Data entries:
————
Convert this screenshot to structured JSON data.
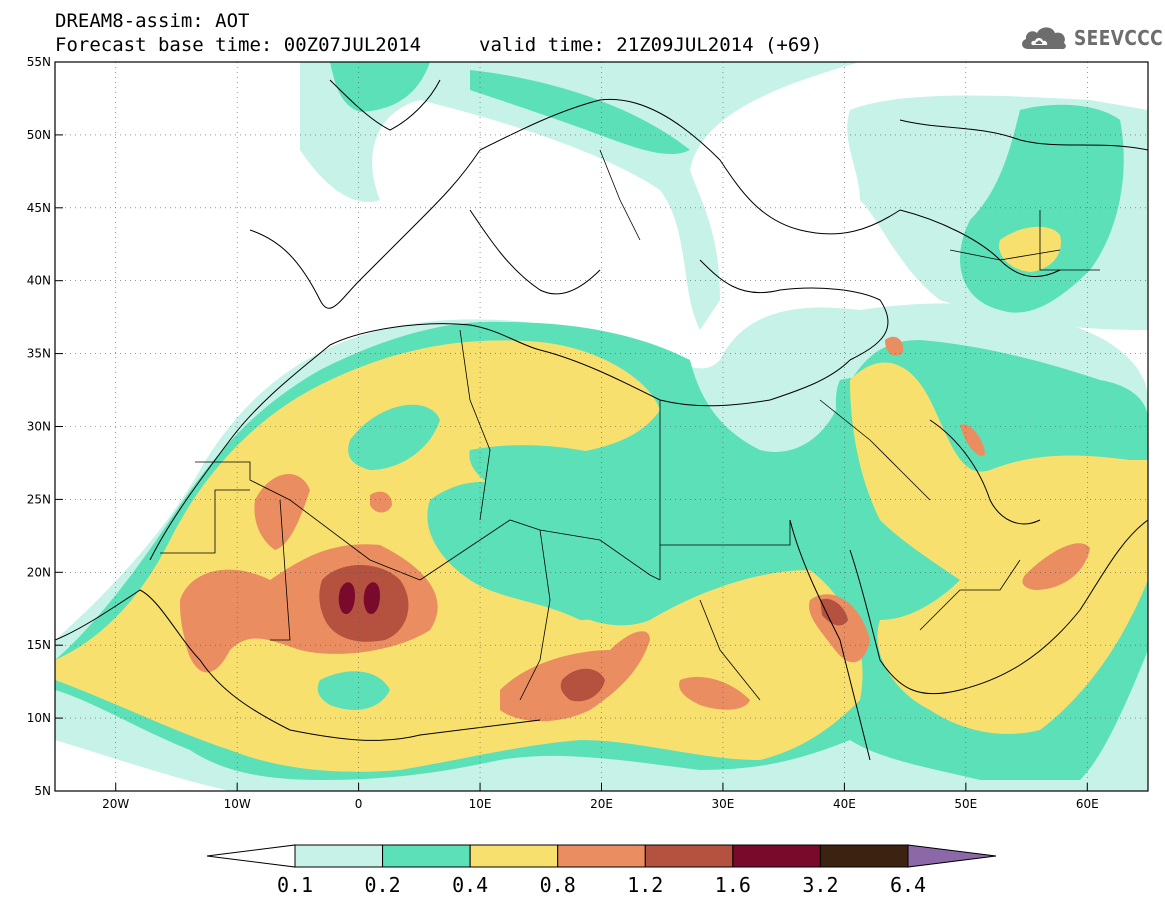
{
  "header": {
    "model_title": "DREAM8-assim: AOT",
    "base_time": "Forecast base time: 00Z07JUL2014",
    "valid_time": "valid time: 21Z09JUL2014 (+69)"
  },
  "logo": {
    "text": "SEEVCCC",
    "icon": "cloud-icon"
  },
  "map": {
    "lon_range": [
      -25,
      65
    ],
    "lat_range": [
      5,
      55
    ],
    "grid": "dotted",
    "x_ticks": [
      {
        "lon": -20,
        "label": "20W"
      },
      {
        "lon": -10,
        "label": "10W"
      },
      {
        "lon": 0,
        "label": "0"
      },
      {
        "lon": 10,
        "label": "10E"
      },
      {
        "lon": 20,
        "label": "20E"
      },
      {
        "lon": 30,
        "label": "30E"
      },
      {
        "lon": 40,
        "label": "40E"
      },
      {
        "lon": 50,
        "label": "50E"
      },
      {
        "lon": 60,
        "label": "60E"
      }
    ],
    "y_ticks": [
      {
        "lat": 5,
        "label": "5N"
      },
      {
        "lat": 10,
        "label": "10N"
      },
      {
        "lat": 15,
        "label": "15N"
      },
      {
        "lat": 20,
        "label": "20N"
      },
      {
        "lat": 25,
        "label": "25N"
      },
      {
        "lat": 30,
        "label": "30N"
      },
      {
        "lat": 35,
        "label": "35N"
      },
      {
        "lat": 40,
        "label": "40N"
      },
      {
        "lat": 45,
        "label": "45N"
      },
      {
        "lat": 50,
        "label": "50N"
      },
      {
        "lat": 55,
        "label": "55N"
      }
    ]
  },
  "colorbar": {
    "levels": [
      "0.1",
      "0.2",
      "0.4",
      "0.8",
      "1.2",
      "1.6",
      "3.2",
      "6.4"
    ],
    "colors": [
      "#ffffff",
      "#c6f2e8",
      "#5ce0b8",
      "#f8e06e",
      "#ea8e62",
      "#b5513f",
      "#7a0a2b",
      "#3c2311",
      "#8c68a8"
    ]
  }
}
————
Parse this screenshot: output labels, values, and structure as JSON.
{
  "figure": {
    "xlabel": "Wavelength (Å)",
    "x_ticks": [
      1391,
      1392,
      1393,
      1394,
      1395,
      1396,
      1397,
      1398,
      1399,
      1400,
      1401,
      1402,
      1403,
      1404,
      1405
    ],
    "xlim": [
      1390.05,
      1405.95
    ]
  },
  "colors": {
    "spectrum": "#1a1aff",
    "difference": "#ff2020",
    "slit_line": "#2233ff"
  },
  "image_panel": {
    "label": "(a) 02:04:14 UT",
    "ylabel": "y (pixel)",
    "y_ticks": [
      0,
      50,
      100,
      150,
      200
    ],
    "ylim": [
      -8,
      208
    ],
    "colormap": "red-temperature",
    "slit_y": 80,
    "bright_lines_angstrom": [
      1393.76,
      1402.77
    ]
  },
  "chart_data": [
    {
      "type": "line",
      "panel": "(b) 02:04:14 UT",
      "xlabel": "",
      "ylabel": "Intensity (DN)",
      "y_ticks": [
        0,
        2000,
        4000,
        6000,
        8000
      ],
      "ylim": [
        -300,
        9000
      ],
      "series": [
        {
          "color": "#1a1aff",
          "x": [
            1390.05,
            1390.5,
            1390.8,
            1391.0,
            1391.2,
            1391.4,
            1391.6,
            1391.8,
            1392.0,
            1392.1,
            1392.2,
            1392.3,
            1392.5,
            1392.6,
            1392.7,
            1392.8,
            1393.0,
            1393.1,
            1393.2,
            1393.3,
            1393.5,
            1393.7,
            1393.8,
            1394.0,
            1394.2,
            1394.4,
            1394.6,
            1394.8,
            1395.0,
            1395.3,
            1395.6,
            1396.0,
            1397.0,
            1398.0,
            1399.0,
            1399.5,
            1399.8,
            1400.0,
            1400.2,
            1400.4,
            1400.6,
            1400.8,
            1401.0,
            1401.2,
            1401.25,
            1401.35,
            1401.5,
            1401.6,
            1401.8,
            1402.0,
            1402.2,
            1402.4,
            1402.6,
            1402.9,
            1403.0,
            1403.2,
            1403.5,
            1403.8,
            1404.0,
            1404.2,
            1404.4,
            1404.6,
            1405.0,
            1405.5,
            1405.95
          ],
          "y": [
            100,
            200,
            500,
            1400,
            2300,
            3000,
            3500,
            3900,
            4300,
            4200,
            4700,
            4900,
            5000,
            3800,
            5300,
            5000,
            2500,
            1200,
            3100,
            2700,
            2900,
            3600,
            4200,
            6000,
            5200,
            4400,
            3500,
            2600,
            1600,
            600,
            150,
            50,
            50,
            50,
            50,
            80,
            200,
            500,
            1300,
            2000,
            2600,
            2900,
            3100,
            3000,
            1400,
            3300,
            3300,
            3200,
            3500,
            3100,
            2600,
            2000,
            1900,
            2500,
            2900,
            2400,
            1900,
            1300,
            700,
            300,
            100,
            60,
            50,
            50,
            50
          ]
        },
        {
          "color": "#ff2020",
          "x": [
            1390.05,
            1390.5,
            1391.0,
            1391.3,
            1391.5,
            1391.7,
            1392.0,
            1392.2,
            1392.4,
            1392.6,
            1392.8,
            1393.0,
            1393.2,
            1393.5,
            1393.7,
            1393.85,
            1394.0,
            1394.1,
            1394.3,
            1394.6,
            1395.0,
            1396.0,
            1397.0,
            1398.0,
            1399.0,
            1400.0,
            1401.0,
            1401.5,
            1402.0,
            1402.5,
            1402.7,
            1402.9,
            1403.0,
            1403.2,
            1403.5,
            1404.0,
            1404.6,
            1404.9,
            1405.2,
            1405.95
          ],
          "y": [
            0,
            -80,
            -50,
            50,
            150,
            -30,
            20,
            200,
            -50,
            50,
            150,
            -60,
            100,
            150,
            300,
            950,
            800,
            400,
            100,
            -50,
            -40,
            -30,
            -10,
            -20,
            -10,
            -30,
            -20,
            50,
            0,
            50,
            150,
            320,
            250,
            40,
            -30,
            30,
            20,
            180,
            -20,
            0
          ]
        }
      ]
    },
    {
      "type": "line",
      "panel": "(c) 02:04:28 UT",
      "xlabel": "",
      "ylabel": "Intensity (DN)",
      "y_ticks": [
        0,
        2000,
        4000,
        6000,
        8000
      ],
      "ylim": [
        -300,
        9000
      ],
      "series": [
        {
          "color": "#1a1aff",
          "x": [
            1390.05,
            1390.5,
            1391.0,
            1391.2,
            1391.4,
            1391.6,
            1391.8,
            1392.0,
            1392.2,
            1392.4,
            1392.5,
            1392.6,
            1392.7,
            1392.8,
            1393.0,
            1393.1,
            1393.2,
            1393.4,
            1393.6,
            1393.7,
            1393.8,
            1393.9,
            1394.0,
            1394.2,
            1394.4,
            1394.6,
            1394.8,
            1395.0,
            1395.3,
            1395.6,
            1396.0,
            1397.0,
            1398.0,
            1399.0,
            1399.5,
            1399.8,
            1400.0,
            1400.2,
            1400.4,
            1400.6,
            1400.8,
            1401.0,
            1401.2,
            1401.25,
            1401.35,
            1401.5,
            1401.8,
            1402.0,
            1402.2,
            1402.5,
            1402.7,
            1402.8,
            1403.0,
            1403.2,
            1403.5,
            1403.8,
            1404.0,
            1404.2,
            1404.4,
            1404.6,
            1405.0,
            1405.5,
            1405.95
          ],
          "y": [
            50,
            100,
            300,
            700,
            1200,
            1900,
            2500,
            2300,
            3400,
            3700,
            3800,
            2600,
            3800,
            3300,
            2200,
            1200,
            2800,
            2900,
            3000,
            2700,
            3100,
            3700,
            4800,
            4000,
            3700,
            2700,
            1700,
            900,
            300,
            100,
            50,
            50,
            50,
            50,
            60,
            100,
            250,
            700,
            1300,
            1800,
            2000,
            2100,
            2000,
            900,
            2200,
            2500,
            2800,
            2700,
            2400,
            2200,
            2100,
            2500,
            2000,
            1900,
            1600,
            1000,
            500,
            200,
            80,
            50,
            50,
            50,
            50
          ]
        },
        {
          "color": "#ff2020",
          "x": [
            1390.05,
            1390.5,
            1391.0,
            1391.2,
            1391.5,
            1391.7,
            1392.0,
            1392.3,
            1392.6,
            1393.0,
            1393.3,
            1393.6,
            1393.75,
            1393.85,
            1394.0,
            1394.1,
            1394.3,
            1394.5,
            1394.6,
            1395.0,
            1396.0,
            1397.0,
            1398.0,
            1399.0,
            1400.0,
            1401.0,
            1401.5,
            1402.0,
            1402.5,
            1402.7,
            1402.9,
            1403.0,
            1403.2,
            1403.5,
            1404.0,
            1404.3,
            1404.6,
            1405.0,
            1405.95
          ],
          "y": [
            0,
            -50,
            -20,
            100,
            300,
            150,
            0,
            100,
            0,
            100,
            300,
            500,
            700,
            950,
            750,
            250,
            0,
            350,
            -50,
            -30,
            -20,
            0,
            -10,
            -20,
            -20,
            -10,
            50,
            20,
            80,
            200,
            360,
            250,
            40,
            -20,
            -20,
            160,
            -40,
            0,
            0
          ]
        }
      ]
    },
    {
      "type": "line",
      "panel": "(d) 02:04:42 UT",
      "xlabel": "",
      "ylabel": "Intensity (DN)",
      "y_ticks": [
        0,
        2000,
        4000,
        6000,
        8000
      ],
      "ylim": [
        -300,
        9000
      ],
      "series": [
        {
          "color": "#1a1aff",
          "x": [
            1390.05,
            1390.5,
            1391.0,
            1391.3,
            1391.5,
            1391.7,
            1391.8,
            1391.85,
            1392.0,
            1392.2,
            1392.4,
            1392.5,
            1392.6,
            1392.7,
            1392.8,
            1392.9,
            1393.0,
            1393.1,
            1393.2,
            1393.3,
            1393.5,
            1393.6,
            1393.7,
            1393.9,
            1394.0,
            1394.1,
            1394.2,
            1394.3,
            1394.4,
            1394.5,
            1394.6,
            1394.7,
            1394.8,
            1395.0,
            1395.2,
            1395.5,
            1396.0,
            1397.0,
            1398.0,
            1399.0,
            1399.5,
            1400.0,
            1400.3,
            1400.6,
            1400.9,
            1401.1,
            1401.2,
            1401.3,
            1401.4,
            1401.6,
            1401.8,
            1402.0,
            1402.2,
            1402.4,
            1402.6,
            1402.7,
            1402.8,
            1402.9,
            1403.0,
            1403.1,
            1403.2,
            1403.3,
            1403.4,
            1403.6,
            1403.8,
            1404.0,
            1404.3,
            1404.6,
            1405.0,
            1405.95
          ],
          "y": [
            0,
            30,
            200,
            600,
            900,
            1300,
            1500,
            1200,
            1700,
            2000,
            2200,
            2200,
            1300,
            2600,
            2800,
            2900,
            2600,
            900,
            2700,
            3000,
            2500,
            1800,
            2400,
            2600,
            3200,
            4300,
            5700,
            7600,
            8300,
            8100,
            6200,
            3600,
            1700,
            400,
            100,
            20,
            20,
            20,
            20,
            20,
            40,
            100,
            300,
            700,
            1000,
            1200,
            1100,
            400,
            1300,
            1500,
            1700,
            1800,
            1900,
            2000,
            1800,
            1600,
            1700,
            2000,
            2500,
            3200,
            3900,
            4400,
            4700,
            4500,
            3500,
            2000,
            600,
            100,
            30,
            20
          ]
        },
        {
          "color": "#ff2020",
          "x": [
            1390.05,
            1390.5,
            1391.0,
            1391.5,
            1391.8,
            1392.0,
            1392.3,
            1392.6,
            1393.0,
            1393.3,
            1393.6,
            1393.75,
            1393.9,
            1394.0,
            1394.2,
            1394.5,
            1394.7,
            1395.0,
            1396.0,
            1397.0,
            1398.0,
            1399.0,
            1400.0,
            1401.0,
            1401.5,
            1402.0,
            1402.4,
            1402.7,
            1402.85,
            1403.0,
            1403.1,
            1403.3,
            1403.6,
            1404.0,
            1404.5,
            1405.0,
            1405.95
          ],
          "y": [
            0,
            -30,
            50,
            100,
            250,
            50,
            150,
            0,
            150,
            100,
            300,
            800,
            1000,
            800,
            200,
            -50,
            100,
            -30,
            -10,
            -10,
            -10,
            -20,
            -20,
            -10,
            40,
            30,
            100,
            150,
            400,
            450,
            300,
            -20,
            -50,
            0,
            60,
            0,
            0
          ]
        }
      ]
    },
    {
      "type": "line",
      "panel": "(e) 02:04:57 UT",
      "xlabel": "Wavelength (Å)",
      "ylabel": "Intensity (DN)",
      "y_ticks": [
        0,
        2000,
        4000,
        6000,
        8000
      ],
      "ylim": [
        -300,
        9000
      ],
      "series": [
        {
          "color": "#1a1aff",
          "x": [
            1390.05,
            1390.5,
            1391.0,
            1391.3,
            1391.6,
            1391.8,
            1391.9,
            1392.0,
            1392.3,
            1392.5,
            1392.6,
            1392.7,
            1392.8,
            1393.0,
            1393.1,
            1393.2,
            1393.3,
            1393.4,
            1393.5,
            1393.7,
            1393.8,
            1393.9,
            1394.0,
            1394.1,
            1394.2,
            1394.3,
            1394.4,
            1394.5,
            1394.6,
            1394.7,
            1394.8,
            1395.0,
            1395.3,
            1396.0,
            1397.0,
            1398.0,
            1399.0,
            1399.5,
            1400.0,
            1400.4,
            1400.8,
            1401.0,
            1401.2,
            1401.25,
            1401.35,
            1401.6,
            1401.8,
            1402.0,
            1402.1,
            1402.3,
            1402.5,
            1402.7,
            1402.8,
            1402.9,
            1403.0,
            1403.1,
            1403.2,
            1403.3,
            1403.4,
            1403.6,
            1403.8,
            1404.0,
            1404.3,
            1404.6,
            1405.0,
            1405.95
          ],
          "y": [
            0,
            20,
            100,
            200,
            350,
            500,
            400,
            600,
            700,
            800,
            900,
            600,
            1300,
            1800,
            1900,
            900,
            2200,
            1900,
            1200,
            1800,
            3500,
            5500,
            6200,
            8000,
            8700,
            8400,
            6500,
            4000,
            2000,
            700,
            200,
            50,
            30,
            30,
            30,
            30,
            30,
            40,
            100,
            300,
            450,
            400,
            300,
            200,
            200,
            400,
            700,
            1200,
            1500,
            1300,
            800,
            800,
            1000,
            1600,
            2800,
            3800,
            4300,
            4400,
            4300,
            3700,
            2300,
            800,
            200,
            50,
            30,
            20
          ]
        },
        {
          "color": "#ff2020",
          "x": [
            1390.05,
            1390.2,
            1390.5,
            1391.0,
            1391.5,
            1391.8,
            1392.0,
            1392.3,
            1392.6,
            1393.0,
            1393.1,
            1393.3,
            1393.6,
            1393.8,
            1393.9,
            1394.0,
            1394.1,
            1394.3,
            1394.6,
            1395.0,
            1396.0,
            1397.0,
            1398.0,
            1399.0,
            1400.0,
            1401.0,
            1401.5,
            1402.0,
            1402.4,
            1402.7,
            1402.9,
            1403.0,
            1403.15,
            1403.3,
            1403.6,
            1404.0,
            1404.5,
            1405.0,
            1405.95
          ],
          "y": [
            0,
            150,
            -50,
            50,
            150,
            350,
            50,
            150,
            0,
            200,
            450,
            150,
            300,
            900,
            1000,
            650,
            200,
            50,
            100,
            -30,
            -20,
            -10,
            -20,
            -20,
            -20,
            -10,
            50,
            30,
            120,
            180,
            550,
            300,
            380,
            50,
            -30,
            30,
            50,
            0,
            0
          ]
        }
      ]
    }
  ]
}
————
• **Given instruction**
Using the material above, copy every line in which the string "time" occurs.

• **Expected output**
    "base_time": "Forecast base time: 00Z07JUL2014",
    "valid_time": "valid time: 21Z09JUL2014 (+69)"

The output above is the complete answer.